Do Cerebro-Basal-Ganglia Loops Play a Role in Perception of Heaviness?

The significant group difference in weight perception thresholds between PD patients and control subjects indicates that intact cerebro-basal-ganglia loops are essential for an intact gravito-inertial sense that Goldscheider called the sensation of heaviness.

The critical role of this functional loop in proprioceptive processing has been documented by several psychophysical studies investigating kinesthesia in PD and focal dystonia patients.[9-15]

Taken together, all these reports indicate that the cerebro-basal-ganglia loops are more involved in proprioceptive signal processing than previously known. Recent anatomical and neurophysiological data corroborate these behavioral findings.

First, neuronal activity elicited by passive movements and somatosensory evoked potentials can be recorded within the subthalamic nucleus and pallidal globe.[16-18]

Second, the basal ganglia receive inputs not only from motor cortical areas but also from numerous other cortical areas, including the sensory cortex.[19] Third, with respect to patients, who have a dysfunction of the cerebro-basal ganglia loop, it is known that they exhibit an altered distribution proprioceptive-evoked cortical potentials in PD and in Huntington's disease.[20]

The functional significance of these proprioceptive deficits is still not fully understood. However, the reported kinesthetic deficits likely contribute to the endpoint errors in goal-directed movements of PD patients,[21] whereas the consistent hypometria of pointing movements against gravity becomes explainable on the basis of our findings that the thresholds for gravitational loads are altered.

In fact, PD patients have been demonstrated to exhibit disturbances in lifting an object in a precision grip between the thumb and the index finger.[22]

Could Other Factors Account for Deficits in PD Patients?

PD is a neurodegenerative disease that does not solely affect dopaminergic pathways but also cholinergic and serotoninergic circuits. Thus, one needs to consider other factors that possibly contributed to an impaired weight perception.

First, peripheral neuropathy or sensory tract involvement are known to affect weight perception.[23]

However, clinical examination did not reveal any clinical signs of sensory impairments in our PD patient sample. In addition, peripheral neuropathy is an uncommon feature of idiopathic Parkinson's disease and, if present, is due to nerve compression or rare side-effects of medication in advanced stages rather than to the disease itself.

Second, the dopaminergic medication could have induced a proprioceptive deficit since one study reported a suppressed position sense after administration of L-dopa and dopamine agonists.[24]

However, in our study, individual thresholds of PD patients did not correlate significantly with their L-dopa equivalent dose but increased with disease severity, indicating that the disease itself and not the medication was causative.

■ **Description of the task**
Reproduce the passage on Parkinson's disease and weight perception word for word, between "Could Other Factors" and "impaired weight perception.", inclusive.

■ **The data**
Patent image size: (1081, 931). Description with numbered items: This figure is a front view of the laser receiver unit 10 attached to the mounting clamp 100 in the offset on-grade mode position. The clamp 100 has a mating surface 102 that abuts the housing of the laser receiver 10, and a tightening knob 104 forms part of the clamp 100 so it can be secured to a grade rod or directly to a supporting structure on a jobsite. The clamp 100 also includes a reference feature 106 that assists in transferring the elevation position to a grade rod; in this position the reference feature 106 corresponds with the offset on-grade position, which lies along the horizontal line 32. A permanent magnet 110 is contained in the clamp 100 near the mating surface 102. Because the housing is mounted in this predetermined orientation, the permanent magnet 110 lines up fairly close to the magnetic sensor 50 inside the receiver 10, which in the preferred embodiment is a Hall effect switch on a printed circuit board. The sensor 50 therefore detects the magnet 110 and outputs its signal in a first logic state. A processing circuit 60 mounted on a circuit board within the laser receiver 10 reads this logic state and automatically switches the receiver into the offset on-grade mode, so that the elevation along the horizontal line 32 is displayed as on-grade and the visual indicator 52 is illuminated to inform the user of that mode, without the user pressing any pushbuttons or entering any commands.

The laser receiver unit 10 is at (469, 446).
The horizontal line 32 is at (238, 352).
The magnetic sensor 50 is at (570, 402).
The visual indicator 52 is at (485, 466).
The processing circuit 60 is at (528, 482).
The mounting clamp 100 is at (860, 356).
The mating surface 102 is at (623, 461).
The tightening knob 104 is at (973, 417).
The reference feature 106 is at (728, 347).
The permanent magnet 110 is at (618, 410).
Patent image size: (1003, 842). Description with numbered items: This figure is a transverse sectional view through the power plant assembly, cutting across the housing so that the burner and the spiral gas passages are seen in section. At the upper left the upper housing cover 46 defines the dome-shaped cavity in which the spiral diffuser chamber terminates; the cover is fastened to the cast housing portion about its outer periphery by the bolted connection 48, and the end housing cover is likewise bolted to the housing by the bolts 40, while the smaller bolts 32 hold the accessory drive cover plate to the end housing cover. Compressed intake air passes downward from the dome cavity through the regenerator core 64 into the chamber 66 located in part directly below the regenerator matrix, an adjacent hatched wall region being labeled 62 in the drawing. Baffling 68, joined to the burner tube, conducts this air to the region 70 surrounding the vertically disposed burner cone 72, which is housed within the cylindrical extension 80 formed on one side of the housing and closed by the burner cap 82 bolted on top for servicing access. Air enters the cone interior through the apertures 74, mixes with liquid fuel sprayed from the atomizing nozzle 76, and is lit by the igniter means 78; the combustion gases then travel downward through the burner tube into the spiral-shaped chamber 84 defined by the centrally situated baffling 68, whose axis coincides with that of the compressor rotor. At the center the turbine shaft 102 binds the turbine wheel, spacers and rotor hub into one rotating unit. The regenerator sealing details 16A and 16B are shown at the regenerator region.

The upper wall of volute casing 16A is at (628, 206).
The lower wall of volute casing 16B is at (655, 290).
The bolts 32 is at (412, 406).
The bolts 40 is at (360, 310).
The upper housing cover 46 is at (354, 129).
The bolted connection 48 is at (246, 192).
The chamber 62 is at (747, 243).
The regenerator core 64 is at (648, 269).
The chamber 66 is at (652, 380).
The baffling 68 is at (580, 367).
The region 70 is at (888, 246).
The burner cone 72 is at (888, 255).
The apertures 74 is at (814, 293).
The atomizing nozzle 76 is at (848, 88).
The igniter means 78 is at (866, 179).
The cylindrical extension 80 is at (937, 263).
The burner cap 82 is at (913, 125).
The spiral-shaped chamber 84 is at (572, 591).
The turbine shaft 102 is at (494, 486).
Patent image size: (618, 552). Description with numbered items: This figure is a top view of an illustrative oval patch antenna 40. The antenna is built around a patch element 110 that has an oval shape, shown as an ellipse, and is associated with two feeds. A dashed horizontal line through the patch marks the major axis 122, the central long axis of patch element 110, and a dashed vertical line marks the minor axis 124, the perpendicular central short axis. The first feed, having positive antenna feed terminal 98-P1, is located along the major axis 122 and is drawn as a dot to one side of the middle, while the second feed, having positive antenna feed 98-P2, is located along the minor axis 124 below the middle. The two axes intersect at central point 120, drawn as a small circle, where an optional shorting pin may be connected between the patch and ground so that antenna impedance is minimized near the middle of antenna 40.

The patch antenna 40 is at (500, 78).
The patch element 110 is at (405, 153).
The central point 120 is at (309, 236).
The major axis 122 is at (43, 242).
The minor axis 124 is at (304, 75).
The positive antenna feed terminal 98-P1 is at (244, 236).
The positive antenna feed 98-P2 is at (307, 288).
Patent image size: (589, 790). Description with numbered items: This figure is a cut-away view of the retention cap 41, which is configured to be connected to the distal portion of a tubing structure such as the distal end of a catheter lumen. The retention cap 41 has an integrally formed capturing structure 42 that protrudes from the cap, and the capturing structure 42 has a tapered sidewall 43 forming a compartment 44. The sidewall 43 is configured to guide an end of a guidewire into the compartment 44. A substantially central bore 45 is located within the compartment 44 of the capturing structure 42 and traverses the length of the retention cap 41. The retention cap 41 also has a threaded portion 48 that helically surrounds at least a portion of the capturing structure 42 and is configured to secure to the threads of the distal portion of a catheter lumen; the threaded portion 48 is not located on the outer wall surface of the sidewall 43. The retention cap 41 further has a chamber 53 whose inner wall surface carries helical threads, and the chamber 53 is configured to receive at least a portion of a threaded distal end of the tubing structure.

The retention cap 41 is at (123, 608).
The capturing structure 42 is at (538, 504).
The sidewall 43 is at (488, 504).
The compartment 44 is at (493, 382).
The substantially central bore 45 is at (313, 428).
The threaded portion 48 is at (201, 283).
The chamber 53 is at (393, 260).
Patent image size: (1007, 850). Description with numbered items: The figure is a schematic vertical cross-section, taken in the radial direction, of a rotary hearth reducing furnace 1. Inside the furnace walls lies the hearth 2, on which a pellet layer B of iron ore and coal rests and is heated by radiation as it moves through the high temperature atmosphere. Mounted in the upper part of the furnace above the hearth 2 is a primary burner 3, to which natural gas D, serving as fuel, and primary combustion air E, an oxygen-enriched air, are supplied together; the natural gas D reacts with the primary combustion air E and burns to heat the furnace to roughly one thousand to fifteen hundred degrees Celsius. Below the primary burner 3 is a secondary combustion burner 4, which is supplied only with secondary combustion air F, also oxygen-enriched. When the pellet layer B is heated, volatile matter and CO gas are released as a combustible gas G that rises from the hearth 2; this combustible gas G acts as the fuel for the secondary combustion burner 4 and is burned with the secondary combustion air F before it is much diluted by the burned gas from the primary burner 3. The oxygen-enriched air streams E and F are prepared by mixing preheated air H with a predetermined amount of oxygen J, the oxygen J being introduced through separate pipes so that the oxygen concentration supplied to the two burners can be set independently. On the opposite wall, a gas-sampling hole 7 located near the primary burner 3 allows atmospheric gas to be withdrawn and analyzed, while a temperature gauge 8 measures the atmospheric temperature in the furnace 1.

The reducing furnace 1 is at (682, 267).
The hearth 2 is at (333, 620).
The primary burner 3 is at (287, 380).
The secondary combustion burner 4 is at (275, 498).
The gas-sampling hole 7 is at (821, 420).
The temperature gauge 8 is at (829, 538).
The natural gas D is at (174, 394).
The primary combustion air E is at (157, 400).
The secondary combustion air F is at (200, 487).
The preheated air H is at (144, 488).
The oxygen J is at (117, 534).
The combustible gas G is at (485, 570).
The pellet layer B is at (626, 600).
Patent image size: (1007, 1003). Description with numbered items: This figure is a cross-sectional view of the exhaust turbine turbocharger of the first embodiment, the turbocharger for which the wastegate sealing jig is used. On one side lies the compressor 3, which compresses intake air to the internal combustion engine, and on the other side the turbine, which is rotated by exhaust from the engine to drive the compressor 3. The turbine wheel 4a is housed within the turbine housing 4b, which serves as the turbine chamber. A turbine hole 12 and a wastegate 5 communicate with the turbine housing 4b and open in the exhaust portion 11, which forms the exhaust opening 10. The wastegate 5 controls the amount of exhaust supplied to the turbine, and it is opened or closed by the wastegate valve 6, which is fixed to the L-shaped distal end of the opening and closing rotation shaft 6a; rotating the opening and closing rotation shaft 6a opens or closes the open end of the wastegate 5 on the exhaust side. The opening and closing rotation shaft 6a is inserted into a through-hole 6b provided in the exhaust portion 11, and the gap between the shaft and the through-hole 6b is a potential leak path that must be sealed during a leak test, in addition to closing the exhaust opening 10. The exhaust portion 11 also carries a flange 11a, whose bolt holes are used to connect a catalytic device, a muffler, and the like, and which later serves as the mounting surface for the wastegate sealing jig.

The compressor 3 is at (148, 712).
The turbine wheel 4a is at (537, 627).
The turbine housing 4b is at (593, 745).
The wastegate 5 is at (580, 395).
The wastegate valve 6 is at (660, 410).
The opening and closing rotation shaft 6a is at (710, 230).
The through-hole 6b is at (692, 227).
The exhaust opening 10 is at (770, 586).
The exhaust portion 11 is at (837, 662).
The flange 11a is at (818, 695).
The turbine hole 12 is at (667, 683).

■ **Completed exercise**
Could Other Factors Account for Deficits in PD Patients?

PD is a neurodegenerative disease that does not solely affect dopaminergic pathways but also cholinergic and serotoninergic circuits. Thus, one needs to consider other factors that possibly contributed to an impaired weight perception.